Extracted data entries:
○ ○ ○ ○ ○

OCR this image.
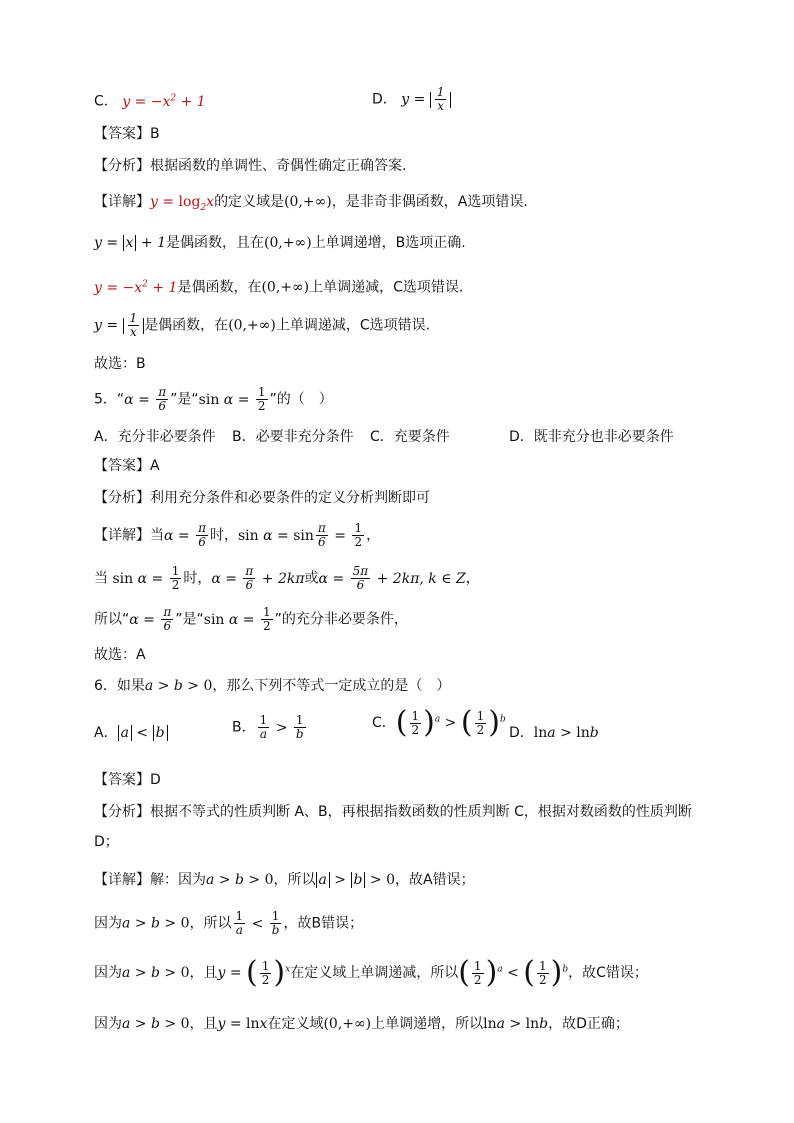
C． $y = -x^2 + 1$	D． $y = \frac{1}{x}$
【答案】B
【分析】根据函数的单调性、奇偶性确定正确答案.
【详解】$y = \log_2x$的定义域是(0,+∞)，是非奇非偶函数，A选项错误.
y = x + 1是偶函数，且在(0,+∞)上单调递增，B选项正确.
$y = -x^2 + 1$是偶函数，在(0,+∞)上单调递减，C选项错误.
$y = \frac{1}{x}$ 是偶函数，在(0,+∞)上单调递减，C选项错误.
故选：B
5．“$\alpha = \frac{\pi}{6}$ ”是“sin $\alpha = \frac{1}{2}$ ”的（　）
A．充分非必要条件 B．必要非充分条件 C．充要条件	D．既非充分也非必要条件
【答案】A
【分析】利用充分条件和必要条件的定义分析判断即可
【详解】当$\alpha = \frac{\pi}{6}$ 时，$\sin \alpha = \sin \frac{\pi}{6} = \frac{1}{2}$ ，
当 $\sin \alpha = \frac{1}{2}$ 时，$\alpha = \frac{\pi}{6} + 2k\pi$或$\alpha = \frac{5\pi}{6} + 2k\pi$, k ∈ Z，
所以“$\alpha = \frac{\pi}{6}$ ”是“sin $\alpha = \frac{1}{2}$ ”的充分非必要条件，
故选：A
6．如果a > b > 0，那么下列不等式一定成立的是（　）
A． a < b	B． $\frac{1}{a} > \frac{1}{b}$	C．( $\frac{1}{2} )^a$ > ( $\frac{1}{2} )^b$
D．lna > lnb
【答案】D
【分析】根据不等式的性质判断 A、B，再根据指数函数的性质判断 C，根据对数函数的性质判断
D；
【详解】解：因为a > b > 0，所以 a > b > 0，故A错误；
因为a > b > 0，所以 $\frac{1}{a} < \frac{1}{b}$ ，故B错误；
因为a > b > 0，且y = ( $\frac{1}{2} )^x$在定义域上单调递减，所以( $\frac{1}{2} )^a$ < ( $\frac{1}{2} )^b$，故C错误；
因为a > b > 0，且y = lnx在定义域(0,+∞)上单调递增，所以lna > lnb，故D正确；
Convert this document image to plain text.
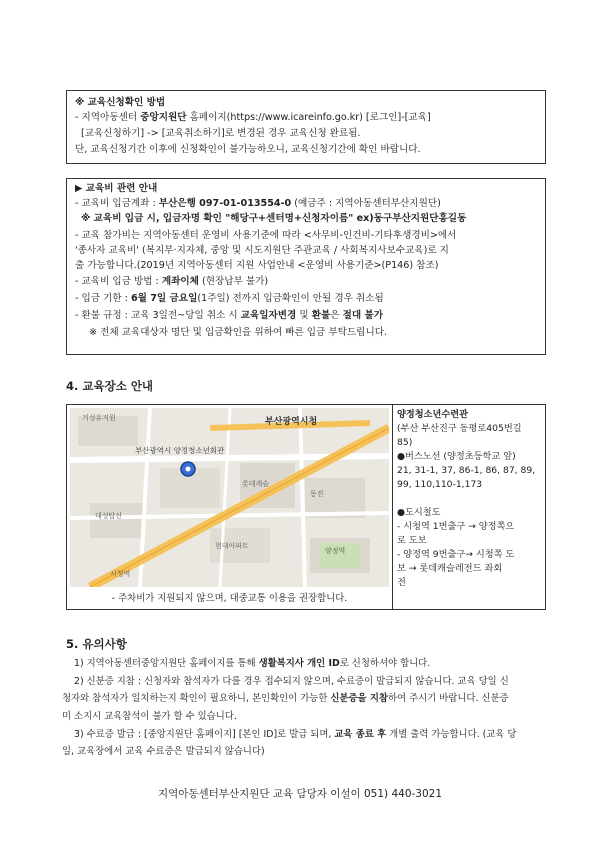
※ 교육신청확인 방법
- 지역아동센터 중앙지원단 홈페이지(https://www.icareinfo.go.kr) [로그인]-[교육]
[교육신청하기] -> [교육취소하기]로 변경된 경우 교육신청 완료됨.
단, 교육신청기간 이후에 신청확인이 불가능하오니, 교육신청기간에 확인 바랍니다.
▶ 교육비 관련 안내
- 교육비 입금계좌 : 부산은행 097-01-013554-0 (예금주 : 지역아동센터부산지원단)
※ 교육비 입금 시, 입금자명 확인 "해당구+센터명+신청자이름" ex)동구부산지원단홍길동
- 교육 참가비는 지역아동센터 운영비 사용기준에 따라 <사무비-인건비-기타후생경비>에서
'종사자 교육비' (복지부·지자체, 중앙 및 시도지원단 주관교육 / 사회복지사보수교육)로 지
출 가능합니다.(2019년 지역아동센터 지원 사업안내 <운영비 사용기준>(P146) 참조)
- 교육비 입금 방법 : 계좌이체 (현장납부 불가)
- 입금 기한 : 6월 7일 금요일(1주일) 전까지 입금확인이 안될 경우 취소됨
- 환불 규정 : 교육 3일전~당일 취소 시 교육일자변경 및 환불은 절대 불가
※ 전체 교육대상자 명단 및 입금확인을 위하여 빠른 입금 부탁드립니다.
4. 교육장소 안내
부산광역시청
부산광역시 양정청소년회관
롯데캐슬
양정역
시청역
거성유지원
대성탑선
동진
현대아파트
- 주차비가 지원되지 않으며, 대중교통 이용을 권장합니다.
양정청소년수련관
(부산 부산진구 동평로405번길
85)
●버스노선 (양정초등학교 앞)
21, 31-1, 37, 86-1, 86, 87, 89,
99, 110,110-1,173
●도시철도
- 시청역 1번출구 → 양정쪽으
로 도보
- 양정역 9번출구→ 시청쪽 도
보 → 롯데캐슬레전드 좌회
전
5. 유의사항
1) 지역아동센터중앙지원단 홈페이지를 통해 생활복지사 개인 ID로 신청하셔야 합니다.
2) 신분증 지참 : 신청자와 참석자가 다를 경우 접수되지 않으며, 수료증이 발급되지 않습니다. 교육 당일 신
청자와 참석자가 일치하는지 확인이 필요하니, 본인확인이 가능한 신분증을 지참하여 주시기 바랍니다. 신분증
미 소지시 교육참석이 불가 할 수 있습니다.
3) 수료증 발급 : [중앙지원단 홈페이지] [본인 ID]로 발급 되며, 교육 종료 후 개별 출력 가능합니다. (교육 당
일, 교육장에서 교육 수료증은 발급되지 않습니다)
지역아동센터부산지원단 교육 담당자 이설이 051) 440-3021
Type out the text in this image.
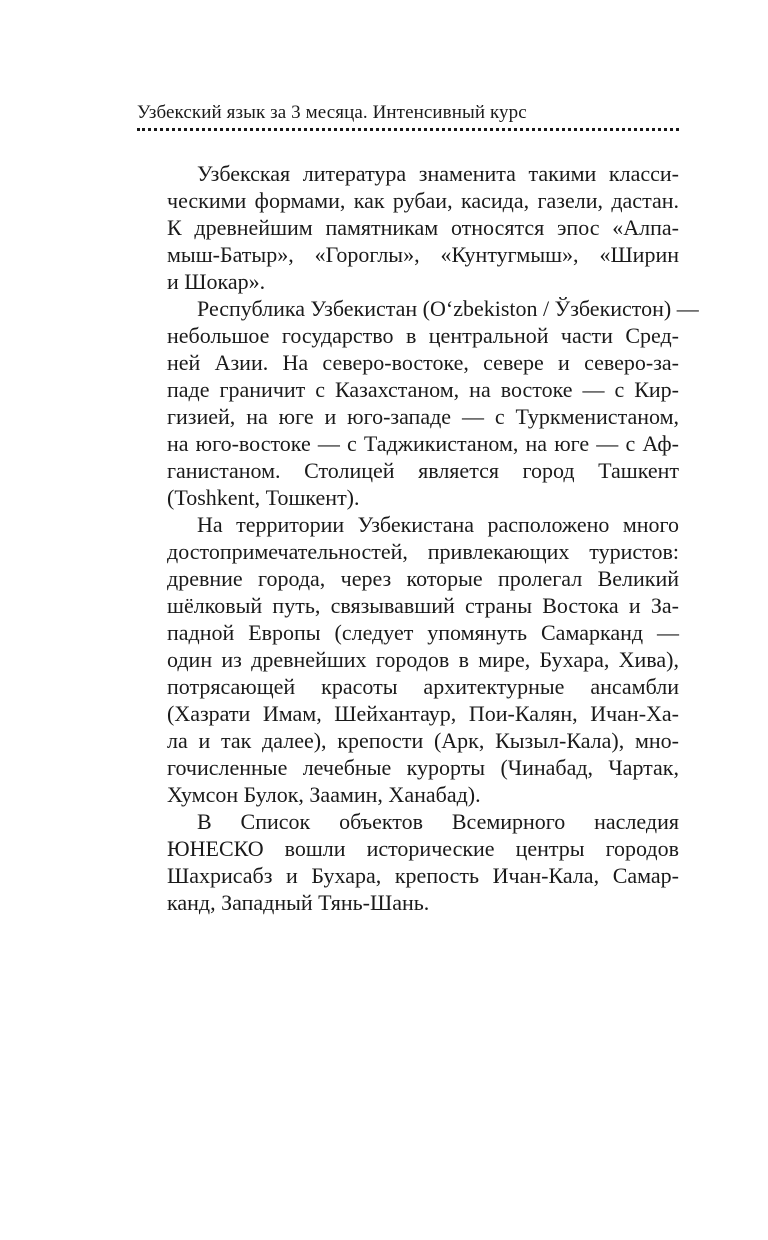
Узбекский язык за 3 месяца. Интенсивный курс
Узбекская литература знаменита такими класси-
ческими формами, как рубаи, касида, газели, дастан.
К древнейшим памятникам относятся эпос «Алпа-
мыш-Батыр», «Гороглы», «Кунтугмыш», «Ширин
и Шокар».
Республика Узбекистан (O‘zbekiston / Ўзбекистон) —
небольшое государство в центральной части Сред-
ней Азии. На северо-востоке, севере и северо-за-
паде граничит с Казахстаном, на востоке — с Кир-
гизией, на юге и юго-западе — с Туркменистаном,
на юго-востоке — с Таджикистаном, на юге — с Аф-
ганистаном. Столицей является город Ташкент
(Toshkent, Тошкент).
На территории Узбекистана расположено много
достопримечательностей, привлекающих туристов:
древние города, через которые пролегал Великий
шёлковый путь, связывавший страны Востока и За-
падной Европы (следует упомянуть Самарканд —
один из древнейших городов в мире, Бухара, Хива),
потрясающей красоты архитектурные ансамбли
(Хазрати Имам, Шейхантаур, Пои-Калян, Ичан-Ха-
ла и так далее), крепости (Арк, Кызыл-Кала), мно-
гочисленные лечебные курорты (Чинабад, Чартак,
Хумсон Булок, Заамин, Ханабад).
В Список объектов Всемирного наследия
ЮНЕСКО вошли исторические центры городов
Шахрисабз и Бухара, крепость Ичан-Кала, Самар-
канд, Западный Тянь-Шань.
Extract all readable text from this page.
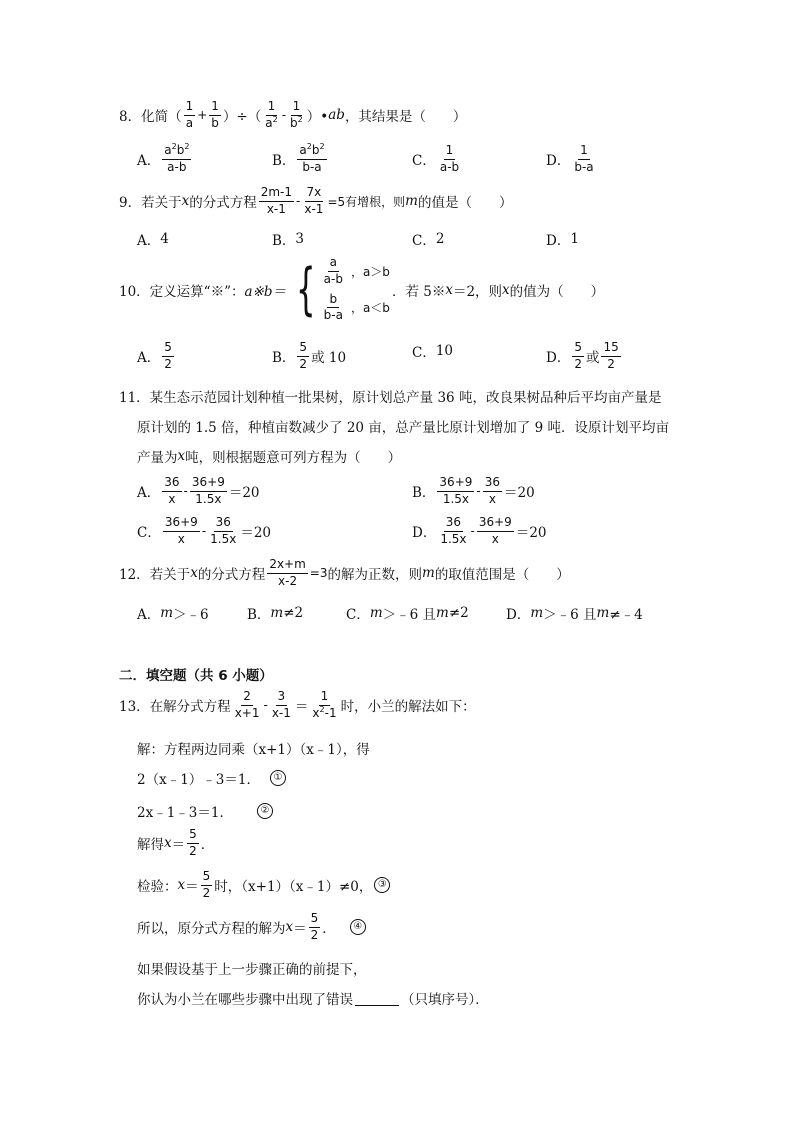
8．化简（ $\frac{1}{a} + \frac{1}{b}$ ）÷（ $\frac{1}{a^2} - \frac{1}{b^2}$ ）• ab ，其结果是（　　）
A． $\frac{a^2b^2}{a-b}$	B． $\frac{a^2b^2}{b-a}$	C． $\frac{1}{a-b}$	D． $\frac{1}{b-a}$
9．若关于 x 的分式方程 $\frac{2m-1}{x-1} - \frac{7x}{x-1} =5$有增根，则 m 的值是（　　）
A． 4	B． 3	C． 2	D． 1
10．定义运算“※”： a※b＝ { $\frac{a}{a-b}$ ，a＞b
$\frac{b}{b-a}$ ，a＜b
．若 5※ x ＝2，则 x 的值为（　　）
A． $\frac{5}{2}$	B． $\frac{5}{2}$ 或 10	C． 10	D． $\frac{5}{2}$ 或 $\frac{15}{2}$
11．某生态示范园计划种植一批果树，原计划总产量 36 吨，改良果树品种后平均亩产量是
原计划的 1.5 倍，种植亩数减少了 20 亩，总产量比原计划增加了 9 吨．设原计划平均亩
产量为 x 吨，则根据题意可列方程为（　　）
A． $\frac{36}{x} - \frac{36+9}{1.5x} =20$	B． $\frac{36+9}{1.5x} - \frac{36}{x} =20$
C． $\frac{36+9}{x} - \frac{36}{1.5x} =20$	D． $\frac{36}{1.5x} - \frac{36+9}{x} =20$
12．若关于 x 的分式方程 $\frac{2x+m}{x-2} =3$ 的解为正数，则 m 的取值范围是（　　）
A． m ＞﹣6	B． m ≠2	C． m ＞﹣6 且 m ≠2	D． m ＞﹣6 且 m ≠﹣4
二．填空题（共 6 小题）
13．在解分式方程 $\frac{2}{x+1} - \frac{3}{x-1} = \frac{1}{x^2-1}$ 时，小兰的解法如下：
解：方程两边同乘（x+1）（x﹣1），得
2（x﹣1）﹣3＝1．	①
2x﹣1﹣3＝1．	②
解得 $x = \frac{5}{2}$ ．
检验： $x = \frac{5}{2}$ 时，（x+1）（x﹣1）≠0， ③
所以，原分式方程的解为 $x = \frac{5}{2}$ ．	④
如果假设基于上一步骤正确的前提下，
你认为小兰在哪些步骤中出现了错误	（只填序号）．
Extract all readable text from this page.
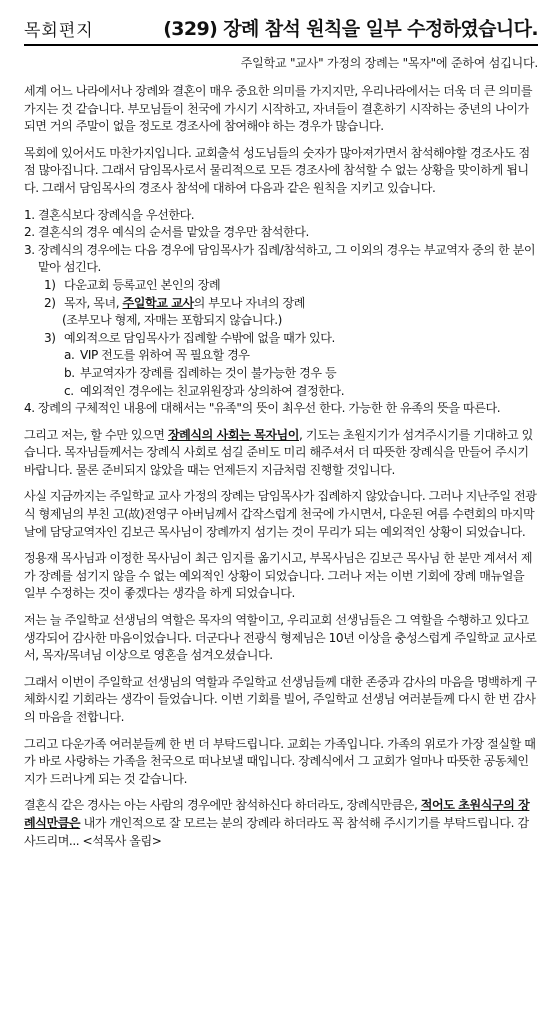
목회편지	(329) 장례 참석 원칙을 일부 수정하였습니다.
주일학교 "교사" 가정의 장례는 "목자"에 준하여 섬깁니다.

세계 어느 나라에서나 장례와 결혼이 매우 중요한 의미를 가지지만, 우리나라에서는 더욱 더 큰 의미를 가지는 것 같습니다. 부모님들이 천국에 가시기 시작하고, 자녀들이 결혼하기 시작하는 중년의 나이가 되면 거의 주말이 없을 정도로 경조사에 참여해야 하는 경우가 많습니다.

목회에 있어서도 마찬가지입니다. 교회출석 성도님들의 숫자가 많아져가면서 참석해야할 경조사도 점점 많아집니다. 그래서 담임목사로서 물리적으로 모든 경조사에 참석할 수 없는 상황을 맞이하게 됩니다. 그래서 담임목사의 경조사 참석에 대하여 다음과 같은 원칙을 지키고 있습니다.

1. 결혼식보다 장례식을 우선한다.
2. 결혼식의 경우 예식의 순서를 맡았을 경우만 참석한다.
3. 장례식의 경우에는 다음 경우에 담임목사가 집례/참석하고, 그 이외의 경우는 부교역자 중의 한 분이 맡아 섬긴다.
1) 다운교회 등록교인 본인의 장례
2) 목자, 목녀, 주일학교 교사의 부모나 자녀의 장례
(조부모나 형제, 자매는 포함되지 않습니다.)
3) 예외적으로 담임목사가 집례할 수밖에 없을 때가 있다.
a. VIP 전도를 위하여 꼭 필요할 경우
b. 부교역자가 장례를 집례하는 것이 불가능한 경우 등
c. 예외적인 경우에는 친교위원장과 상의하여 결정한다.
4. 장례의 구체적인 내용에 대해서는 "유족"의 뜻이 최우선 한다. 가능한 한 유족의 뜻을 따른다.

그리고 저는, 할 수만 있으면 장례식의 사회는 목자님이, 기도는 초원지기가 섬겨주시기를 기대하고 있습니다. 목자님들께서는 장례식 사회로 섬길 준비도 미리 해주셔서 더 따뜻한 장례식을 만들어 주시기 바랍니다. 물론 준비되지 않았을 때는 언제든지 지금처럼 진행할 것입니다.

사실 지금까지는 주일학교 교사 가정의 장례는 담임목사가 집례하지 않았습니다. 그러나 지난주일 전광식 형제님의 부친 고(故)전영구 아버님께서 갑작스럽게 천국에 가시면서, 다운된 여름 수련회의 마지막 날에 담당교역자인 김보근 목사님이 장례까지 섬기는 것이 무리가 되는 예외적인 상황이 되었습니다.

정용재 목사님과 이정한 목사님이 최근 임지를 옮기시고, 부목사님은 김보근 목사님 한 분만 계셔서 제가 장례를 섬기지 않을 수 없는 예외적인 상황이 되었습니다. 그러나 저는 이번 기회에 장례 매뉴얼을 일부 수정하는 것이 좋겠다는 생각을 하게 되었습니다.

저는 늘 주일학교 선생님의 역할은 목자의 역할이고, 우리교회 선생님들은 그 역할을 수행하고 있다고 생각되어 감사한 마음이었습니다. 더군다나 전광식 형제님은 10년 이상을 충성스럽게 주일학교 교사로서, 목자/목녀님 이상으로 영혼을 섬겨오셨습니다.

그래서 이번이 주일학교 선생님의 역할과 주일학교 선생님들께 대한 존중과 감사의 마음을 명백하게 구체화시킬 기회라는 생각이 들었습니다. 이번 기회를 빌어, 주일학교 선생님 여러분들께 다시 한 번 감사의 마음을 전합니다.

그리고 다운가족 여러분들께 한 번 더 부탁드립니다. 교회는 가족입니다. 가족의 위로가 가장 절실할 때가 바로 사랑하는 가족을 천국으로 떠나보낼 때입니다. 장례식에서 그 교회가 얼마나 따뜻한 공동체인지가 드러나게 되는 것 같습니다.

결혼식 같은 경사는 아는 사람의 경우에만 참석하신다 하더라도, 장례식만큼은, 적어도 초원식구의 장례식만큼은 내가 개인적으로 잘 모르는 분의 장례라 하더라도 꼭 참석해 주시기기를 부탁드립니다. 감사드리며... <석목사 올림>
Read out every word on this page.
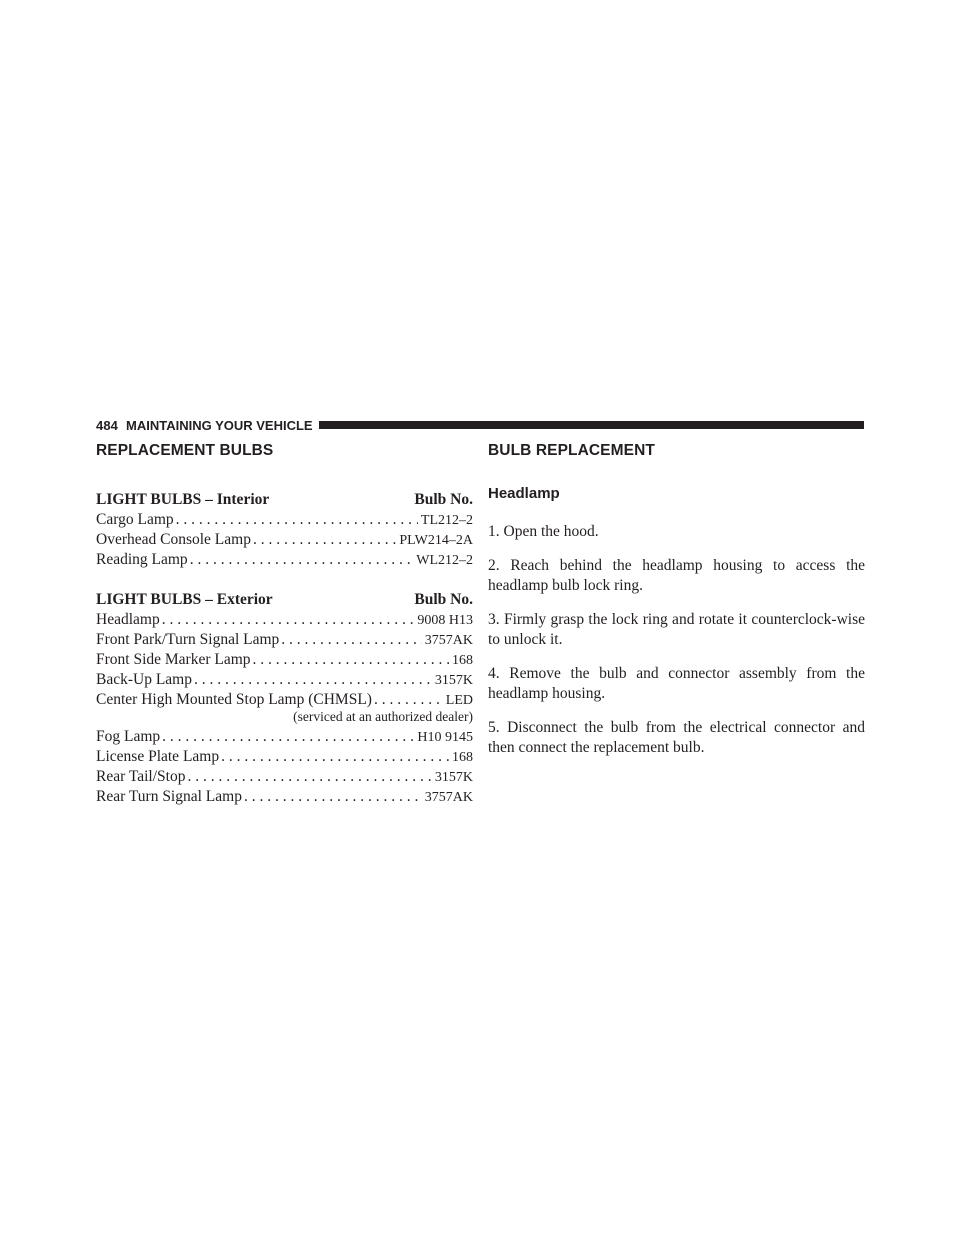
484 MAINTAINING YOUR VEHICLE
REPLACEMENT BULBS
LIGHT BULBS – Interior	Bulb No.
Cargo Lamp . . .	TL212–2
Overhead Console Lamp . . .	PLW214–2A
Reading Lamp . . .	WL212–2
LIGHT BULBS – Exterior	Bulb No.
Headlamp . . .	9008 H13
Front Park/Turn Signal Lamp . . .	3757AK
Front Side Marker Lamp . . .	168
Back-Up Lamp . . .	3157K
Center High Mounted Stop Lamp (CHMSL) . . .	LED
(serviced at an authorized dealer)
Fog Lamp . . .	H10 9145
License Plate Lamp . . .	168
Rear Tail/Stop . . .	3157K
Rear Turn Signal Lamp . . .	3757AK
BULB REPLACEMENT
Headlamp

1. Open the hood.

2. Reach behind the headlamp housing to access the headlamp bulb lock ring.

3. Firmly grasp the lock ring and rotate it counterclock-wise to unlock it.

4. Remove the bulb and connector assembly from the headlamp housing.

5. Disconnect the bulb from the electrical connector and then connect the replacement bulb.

○ ○ ○ ○ ○

Review the preceding data and report every line that includes the string "connector".

Result ▸
4. Remove the bulb and connector assembly from the headlamp housing.
5. Disconnect the bulb from the electrical connector and then connect the replacement bulb.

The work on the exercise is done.